▶ _Record excerpts_
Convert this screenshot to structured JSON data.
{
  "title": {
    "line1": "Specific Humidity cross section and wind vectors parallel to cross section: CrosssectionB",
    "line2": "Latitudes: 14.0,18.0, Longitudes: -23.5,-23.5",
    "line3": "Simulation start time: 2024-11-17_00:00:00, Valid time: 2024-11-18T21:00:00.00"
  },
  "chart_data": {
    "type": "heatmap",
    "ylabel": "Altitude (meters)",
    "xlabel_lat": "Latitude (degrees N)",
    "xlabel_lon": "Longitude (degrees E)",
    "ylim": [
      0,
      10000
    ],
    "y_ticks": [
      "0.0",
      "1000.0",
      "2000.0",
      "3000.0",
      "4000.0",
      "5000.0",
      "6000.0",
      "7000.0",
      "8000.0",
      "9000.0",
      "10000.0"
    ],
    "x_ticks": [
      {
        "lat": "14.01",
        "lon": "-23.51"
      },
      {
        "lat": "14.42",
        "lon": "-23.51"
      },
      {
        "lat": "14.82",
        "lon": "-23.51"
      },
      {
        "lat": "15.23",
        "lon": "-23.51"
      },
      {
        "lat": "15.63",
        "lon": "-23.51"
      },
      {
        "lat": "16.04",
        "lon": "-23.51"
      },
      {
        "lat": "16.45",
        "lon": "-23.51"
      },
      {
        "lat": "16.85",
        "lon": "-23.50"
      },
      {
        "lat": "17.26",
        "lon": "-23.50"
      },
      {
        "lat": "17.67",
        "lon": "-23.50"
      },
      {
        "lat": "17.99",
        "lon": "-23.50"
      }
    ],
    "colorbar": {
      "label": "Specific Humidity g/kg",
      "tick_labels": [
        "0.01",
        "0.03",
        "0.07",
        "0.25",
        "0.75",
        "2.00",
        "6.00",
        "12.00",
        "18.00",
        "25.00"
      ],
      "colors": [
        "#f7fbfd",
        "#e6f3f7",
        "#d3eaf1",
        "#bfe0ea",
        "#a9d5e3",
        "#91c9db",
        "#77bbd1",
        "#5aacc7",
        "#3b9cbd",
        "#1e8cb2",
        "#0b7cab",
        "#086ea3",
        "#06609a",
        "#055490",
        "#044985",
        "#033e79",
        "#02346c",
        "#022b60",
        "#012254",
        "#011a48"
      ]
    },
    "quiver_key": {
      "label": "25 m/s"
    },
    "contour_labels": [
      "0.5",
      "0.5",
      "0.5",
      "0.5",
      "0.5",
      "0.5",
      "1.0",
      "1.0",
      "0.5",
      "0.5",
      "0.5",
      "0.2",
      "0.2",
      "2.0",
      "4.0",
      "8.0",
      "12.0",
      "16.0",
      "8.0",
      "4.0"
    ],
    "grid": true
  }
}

* * *

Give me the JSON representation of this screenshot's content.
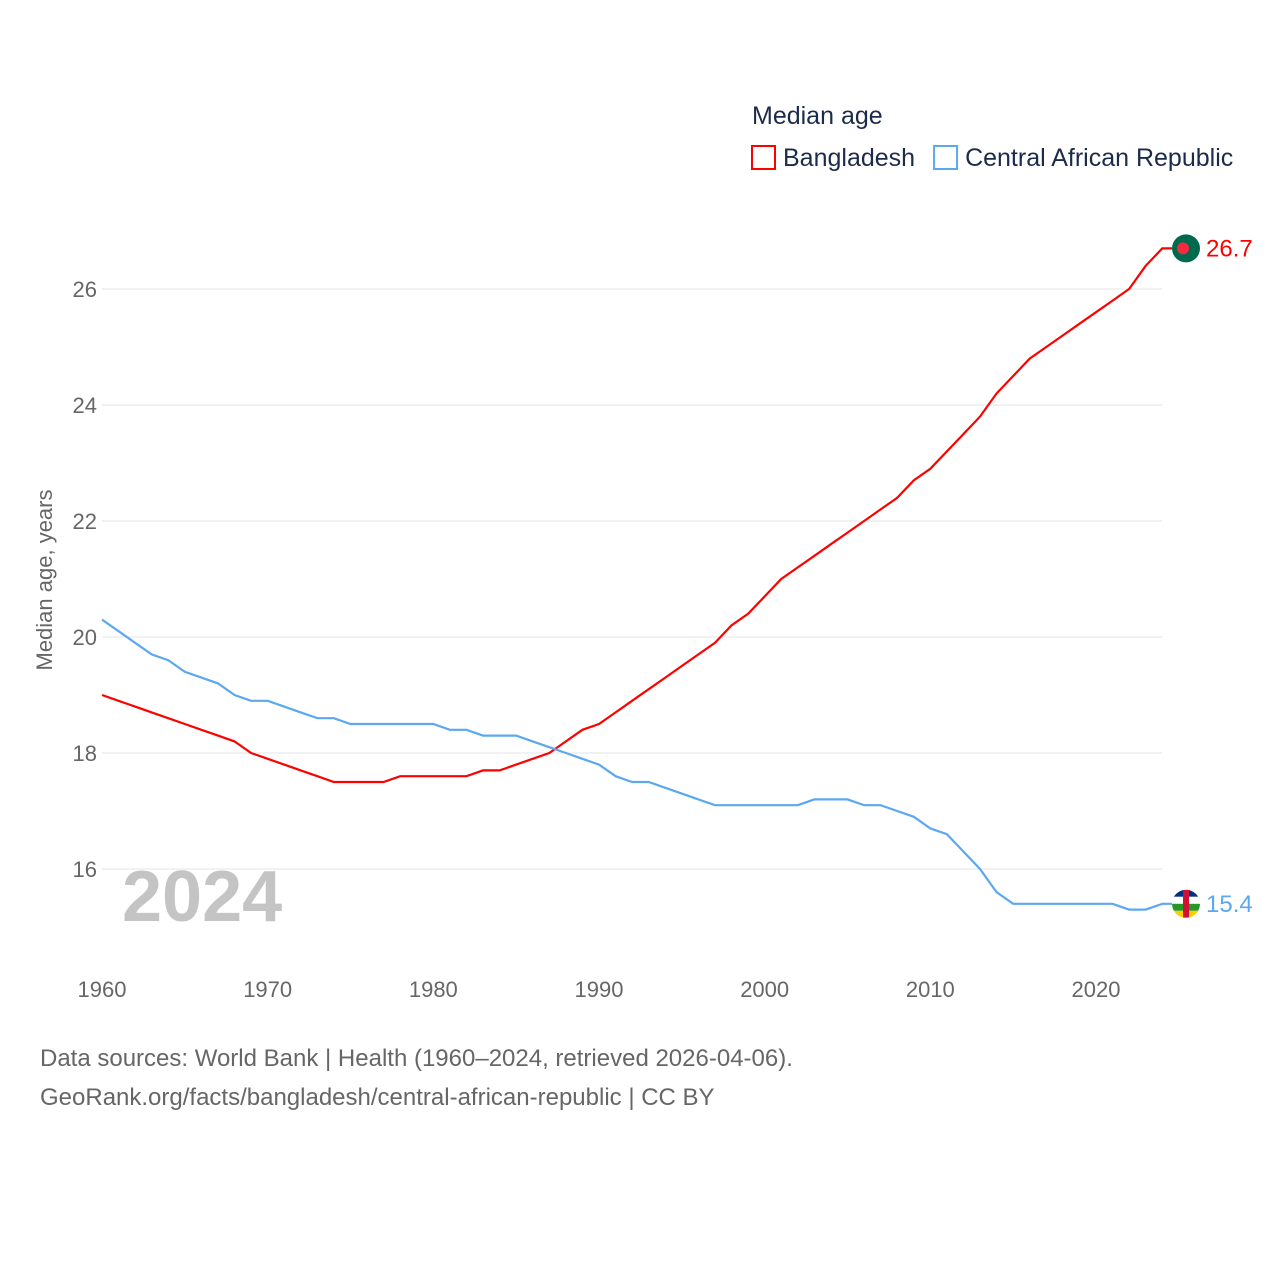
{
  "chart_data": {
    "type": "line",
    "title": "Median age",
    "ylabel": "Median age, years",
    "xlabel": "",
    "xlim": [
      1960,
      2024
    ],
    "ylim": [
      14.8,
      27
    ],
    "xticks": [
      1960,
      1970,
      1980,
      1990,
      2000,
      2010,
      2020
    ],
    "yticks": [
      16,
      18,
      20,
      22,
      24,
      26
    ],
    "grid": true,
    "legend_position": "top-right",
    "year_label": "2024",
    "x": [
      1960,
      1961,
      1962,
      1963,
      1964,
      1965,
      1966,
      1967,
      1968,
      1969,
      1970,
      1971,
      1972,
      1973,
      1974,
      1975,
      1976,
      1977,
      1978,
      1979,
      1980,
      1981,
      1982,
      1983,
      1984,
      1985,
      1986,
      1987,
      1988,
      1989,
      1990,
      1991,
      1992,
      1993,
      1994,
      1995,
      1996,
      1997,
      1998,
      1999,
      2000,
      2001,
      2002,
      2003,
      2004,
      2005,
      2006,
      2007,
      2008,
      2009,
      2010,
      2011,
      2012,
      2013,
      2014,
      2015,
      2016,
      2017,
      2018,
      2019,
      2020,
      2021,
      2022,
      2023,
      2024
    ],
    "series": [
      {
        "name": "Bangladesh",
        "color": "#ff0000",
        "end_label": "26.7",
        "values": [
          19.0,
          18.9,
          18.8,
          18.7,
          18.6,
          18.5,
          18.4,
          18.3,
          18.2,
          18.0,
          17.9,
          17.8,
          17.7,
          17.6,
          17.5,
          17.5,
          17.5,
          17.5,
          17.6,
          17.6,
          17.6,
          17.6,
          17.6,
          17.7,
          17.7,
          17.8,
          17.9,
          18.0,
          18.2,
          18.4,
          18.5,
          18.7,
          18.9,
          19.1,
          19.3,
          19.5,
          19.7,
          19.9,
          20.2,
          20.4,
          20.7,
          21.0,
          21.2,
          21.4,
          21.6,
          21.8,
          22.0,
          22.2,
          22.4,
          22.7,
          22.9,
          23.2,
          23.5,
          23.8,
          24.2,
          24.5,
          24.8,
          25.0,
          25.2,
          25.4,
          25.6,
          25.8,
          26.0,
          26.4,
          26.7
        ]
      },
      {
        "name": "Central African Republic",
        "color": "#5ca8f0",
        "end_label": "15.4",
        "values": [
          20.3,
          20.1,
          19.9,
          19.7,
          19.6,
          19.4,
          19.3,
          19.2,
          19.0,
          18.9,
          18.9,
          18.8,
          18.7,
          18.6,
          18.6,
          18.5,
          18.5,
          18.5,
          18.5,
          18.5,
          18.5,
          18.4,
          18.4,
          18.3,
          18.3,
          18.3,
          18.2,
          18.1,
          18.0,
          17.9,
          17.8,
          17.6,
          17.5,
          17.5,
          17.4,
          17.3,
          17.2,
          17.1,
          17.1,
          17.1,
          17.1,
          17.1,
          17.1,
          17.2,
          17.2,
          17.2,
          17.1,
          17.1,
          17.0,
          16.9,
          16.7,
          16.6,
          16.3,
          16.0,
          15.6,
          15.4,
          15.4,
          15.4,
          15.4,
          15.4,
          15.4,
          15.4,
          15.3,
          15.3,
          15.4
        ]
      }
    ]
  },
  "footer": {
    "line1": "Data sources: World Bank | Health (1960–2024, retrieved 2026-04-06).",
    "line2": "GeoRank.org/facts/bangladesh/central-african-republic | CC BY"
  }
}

▶ _Problem details_
All lines above with "this" in them should be returned.

▶ _Task solution_
Convert this screenshot to structured JSON data.
Give me the JSON representation of this screenshot's content.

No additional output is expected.